WHAT TO WORK ON » Look below. Copy each line that has "Sogn" in it.
--- Start of EXERCISE INPUTS ---
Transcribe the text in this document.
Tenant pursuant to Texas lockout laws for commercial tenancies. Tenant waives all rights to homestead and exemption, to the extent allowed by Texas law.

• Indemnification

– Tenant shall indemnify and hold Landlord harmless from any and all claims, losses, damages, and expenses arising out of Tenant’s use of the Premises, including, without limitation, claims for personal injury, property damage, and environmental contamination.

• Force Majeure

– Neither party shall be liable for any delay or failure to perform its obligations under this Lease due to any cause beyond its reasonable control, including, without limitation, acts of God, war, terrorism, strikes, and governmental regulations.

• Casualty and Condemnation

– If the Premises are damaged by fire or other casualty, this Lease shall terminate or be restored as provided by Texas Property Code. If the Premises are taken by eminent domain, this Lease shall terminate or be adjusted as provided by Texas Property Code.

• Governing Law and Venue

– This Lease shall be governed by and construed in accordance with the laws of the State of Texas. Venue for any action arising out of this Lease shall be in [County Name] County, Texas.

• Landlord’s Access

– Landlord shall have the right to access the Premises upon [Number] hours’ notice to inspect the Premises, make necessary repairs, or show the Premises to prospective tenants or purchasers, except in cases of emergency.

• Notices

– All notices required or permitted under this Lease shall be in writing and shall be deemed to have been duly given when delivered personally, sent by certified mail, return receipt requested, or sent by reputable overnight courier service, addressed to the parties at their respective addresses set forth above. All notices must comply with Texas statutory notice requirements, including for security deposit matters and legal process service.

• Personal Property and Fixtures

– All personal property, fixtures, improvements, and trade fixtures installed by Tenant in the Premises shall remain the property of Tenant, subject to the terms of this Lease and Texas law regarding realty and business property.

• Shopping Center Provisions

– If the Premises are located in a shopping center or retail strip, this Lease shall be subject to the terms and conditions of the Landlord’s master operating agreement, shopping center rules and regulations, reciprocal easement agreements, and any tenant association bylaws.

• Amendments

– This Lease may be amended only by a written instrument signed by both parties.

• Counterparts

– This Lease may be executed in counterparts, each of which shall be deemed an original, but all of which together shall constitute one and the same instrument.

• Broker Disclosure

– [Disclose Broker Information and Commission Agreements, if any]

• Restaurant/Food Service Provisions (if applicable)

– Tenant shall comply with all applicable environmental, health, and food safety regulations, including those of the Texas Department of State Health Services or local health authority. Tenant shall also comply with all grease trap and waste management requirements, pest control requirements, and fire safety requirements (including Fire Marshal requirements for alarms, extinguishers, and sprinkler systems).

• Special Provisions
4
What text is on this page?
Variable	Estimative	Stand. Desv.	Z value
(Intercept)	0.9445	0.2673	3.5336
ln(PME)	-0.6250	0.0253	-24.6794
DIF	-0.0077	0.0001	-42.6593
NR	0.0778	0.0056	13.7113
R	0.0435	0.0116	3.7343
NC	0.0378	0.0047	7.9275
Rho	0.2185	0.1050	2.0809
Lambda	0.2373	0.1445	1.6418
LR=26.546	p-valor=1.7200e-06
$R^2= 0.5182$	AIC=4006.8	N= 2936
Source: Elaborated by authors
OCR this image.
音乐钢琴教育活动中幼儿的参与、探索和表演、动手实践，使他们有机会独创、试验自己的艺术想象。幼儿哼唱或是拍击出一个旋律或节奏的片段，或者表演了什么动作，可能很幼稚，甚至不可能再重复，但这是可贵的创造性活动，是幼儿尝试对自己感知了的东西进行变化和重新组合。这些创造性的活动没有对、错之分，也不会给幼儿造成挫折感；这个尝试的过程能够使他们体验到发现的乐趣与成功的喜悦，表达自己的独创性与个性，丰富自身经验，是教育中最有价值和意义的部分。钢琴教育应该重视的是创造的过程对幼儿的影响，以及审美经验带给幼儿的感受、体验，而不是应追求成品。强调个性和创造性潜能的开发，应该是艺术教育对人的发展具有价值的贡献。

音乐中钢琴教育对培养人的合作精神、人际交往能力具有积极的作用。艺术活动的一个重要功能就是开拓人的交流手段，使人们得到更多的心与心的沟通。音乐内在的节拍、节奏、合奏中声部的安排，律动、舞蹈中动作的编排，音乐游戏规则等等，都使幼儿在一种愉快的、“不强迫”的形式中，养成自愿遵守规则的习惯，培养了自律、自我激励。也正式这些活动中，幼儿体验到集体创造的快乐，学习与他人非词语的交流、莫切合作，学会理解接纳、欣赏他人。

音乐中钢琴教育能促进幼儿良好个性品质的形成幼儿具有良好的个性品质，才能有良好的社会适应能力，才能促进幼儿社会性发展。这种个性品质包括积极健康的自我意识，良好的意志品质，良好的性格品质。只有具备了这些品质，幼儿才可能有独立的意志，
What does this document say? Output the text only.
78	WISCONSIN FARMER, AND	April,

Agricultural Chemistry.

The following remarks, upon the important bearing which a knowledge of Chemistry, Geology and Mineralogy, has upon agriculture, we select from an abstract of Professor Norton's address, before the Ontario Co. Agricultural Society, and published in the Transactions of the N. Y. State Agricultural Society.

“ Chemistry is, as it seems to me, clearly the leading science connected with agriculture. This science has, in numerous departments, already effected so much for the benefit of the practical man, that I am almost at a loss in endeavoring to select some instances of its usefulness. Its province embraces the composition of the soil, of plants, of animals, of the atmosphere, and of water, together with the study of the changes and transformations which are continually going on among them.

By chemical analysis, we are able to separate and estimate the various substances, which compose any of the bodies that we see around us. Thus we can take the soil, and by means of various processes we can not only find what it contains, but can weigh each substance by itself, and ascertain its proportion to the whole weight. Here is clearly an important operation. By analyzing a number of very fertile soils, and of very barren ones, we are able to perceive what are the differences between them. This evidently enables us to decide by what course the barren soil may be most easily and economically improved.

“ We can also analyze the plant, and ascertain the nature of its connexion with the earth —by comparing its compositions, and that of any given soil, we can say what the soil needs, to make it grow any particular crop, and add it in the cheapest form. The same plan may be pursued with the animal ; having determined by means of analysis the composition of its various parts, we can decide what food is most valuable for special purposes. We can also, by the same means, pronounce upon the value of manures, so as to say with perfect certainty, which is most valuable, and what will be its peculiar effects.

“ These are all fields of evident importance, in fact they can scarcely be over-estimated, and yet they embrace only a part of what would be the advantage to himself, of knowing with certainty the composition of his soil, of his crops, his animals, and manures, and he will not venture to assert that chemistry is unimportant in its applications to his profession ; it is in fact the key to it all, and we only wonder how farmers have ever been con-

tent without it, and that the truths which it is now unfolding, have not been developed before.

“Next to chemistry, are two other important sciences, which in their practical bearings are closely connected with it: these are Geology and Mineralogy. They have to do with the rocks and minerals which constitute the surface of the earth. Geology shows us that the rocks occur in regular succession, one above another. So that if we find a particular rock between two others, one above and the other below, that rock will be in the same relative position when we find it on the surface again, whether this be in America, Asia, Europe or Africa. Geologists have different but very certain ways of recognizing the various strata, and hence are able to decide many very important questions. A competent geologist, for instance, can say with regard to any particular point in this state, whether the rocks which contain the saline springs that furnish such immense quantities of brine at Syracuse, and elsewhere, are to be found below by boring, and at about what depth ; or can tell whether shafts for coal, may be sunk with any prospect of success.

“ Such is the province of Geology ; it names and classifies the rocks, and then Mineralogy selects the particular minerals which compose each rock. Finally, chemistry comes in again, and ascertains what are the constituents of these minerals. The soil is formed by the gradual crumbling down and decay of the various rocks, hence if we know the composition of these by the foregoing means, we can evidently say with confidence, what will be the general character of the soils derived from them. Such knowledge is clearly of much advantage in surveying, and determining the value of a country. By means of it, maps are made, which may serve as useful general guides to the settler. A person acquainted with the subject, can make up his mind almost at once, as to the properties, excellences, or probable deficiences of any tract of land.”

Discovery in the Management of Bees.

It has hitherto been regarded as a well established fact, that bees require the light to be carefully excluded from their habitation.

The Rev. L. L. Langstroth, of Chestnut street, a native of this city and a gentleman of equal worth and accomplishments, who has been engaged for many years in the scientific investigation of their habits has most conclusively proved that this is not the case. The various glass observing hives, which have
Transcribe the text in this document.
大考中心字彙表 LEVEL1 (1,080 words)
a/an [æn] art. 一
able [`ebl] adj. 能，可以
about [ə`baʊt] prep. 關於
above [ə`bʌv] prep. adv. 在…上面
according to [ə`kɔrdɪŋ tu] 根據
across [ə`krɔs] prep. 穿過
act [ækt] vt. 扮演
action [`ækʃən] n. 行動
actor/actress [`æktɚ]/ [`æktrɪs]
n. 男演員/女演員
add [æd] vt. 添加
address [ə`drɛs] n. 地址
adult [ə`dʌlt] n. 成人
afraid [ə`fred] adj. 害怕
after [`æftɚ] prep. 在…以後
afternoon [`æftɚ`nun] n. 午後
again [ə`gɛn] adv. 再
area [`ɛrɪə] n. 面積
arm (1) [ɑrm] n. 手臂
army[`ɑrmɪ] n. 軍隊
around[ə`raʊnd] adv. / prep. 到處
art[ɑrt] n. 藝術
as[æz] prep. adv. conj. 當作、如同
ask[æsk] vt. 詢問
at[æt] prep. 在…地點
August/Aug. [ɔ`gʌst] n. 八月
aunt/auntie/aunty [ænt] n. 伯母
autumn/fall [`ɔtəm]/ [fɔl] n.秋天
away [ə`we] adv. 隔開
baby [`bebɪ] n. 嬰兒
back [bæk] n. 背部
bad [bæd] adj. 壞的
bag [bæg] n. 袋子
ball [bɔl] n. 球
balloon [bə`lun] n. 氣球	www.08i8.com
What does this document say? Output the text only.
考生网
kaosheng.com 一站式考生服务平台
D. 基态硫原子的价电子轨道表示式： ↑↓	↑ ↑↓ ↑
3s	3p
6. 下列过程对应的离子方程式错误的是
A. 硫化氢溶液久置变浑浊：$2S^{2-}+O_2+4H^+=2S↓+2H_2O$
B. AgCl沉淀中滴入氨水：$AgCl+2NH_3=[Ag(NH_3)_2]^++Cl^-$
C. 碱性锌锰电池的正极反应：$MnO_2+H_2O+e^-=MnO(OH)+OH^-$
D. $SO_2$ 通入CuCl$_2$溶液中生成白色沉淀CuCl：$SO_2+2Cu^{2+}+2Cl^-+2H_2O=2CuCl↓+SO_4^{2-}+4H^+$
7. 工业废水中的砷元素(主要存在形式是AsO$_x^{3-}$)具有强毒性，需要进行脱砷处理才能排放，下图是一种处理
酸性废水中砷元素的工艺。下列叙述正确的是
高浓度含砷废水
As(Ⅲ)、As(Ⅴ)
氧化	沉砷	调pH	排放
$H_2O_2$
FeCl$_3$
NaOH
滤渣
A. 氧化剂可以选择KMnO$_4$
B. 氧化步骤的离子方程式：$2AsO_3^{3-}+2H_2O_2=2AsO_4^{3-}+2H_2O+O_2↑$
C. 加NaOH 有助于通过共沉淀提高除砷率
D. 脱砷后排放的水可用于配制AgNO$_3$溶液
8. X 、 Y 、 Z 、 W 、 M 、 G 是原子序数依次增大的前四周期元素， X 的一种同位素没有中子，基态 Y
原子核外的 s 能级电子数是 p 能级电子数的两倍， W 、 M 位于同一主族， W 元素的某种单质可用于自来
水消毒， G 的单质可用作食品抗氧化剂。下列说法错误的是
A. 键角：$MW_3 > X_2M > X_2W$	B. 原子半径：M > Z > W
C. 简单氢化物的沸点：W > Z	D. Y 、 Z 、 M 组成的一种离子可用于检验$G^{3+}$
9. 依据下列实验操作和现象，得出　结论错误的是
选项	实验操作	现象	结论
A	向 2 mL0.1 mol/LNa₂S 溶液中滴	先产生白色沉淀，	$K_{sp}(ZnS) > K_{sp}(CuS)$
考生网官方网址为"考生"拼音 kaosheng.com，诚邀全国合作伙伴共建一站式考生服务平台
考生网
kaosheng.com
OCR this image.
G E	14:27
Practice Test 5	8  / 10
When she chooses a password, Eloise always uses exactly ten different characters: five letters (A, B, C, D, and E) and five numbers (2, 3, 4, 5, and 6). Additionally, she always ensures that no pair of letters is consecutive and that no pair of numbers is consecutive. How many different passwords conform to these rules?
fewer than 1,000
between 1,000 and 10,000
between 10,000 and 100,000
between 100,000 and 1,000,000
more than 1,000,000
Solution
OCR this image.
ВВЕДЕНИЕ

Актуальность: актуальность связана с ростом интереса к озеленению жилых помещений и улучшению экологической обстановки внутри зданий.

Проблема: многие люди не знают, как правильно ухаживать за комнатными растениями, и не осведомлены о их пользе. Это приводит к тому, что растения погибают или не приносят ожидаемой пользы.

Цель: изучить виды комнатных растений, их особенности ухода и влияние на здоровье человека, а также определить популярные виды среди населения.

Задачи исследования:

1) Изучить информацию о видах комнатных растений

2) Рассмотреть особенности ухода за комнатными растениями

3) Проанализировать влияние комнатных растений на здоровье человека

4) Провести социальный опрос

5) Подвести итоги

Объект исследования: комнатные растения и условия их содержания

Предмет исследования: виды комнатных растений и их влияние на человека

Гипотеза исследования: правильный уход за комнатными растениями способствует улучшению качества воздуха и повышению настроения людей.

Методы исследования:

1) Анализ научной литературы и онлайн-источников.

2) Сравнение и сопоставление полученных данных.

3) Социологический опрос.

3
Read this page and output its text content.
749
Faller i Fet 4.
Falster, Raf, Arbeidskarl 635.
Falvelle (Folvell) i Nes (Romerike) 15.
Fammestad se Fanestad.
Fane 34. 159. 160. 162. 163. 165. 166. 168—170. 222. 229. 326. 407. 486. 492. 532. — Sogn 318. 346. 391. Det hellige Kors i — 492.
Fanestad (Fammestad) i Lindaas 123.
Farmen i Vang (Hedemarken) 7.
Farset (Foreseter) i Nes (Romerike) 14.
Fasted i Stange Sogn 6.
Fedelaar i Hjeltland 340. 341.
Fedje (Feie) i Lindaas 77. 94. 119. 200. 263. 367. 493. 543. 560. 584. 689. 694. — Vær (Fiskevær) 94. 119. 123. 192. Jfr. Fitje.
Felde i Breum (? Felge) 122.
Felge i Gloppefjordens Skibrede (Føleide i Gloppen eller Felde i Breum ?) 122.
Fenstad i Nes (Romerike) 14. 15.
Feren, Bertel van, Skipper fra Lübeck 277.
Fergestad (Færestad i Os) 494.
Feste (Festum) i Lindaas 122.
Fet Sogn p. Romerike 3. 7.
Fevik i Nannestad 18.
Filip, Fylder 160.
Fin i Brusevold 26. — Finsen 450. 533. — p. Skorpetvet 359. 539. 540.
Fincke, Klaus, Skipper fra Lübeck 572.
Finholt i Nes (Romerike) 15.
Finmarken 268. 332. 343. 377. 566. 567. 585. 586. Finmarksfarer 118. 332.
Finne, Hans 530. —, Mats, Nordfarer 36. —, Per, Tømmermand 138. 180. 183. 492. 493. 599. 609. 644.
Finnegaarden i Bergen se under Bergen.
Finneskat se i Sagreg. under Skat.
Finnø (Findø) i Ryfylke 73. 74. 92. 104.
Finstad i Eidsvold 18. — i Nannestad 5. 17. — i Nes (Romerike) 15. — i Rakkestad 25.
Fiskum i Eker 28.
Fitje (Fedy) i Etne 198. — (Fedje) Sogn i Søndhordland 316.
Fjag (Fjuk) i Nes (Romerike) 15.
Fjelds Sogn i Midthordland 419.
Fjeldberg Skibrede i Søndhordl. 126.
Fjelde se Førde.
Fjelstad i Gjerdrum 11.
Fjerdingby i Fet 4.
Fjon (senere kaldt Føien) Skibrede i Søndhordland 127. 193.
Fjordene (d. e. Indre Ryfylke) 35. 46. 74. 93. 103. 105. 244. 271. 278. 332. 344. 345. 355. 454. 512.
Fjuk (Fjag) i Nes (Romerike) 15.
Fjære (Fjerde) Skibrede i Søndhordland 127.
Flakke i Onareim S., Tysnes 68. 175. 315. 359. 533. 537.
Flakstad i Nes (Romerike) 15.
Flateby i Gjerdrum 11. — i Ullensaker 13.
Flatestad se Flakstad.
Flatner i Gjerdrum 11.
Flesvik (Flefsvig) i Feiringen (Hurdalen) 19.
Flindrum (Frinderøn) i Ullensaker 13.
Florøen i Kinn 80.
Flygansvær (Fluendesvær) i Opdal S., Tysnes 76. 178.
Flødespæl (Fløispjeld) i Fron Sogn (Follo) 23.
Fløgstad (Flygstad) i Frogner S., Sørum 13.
--- End of EXERCISE INPUTS ---
RESPONSE TO THIS EXERCISE »
Fane 34. 159. 160. 162. 163. 165. 166. 168—170. 222. 229. 326. 407. 486. 492. 532. — Sogn 318. 346. 391. Det hellige Kors i — 492.
Fasted i Stange Sogn 6.
Fet Sogn p. Romerike 3. 7.
Fitje (Fedy) i Etne 198. — (Fedje) Sogn i Søndhordland 316.
Fjelds Sogn i Midthordland 419.
Flødespæl (Fløispjeld) i Fron Sogn (Follo) 23.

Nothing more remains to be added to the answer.